## Exercise directions
Locate all lines in the data below that hold "icon" and show them.

## Data
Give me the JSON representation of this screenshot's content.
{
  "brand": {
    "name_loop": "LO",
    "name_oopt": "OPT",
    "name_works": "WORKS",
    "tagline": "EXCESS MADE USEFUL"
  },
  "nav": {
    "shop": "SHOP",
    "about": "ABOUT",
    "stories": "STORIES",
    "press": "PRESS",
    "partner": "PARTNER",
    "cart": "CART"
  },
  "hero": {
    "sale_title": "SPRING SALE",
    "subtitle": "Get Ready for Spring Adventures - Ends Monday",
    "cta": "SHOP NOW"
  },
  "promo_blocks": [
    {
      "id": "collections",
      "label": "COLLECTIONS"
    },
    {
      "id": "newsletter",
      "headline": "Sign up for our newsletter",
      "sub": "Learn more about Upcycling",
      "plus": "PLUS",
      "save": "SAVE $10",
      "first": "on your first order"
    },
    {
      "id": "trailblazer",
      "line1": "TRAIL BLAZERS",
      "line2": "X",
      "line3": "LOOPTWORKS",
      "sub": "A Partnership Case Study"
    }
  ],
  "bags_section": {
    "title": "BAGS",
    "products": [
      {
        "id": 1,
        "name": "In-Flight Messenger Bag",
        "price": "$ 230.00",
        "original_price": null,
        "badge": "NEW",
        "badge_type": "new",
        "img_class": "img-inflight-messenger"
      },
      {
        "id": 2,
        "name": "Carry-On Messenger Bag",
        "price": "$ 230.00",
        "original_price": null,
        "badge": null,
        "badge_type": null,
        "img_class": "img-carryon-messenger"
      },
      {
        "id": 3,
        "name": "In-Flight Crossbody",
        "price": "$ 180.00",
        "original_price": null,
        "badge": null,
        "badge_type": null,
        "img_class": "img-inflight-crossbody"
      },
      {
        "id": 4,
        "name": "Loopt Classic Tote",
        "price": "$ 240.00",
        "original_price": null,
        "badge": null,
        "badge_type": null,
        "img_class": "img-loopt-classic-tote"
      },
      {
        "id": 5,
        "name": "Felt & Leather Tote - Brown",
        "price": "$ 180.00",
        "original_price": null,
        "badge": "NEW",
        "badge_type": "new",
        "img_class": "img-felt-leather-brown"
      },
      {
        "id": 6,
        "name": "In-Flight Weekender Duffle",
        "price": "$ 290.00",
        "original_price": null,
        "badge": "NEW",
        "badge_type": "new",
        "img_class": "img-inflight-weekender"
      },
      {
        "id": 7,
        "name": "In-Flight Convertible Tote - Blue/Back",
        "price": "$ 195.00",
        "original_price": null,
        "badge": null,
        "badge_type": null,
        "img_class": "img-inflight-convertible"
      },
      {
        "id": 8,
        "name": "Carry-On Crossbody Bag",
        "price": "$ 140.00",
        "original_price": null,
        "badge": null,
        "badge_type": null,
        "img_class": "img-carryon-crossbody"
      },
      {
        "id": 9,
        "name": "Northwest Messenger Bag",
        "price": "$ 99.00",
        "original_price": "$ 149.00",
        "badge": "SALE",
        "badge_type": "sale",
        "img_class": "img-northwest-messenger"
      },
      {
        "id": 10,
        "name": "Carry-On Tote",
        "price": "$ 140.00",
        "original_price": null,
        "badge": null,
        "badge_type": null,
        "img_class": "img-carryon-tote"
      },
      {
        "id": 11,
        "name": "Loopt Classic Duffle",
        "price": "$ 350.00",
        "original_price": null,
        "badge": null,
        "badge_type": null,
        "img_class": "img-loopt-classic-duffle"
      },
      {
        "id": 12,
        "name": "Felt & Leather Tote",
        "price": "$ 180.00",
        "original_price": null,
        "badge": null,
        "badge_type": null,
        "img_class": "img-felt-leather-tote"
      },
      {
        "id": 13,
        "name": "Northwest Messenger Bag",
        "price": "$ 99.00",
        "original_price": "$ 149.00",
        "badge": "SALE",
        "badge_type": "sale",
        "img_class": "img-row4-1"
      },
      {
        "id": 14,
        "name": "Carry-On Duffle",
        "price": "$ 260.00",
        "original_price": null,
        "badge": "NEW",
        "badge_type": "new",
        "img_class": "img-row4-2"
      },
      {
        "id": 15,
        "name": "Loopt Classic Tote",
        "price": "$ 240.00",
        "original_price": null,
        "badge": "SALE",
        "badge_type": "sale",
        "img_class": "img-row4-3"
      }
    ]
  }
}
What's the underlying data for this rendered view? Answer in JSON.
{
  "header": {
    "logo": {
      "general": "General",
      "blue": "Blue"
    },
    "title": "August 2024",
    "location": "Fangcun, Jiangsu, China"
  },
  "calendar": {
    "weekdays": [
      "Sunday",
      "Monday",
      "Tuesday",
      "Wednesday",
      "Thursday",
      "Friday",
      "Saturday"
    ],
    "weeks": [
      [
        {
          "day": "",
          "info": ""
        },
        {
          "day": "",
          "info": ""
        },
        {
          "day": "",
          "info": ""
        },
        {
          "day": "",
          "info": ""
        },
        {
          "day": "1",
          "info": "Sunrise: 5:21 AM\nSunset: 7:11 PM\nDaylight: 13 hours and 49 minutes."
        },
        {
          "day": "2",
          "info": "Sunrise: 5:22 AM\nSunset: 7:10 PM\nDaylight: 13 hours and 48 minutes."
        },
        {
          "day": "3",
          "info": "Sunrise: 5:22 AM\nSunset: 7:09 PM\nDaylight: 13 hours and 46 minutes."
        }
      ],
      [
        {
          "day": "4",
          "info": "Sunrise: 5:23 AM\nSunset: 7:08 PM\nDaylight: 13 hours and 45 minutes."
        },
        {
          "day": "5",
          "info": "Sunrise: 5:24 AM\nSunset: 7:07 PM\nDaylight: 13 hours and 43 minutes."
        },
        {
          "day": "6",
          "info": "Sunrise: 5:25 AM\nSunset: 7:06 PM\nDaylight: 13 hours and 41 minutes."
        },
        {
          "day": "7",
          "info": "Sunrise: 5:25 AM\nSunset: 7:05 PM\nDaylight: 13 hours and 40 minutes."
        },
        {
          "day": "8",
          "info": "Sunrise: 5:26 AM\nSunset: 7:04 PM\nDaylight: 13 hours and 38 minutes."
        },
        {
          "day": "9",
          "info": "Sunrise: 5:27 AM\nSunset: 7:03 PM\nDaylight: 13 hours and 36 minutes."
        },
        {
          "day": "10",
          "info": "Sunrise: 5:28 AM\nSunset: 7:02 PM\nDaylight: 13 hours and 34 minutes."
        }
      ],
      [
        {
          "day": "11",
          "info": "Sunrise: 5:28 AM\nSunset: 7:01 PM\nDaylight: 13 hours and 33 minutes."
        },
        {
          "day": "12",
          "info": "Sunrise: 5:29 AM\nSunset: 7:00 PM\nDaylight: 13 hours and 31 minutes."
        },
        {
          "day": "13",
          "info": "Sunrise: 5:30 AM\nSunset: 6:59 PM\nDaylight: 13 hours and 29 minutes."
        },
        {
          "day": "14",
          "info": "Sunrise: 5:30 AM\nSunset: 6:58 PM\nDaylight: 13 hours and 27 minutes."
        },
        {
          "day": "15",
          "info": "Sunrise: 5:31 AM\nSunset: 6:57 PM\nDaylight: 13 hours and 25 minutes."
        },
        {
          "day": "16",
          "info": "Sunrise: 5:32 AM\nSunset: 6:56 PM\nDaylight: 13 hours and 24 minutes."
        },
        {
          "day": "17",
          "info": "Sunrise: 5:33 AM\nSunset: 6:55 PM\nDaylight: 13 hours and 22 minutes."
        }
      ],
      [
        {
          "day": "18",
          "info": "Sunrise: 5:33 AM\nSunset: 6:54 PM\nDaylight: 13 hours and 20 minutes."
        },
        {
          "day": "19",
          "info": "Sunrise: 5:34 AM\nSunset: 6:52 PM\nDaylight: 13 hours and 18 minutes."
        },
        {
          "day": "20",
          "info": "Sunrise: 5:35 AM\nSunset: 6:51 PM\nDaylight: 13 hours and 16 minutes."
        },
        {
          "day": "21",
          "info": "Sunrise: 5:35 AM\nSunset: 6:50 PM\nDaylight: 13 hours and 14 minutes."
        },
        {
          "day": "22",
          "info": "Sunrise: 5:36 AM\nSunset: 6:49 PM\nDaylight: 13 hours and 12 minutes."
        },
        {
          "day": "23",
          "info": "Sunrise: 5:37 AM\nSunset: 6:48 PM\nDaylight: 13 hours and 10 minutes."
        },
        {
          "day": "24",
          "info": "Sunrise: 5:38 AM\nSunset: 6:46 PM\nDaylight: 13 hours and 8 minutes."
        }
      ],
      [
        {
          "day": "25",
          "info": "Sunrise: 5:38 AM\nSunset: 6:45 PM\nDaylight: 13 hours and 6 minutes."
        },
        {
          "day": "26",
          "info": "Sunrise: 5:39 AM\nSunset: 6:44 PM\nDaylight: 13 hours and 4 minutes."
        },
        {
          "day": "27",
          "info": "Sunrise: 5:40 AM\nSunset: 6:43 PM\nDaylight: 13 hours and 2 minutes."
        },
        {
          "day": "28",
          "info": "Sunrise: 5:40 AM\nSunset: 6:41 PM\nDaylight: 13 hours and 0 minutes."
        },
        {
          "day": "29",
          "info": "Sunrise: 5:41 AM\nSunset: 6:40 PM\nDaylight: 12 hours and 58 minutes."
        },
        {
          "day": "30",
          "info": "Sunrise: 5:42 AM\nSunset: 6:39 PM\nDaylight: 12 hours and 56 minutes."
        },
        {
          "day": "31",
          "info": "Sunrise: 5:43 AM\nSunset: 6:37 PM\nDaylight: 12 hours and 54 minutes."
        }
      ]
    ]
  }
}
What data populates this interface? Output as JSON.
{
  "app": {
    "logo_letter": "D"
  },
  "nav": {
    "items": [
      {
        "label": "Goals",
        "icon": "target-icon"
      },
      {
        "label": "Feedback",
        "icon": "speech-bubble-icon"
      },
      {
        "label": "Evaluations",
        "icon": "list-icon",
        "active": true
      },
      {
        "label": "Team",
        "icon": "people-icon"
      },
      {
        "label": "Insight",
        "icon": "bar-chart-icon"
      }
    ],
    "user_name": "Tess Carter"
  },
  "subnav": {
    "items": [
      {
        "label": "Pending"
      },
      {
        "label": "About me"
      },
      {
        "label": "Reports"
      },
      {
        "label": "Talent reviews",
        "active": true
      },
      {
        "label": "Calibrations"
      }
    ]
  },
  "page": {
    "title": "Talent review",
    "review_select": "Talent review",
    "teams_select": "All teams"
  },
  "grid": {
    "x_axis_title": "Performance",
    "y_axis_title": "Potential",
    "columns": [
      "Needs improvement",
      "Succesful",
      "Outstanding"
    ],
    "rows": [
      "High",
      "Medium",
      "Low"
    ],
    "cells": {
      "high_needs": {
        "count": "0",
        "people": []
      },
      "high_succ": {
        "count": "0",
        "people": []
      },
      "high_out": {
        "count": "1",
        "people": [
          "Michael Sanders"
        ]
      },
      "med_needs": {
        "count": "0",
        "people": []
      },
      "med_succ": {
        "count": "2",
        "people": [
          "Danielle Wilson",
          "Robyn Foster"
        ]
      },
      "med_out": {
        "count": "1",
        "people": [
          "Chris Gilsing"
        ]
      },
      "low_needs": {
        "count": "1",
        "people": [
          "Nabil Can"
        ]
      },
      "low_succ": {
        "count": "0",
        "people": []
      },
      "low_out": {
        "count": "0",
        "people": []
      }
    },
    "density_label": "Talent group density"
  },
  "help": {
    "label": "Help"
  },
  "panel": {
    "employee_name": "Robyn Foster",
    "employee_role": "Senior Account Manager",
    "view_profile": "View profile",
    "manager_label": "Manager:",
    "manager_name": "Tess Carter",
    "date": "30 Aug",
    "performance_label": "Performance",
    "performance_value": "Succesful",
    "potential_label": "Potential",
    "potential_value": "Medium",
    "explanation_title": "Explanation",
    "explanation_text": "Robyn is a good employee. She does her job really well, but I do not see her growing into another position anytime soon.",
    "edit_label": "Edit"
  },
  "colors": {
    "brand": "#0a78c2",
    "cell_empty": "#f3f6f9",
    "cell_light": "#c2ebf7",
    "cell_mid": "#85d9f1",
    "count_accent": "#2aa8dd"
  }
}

## Output for this exercise
        "icon": "target-icon"
        "icon": "speech-bubble-icon"
        "icon": "list-icon",
        "icon": "people-icon"
        "icon": "bar-chart-icon"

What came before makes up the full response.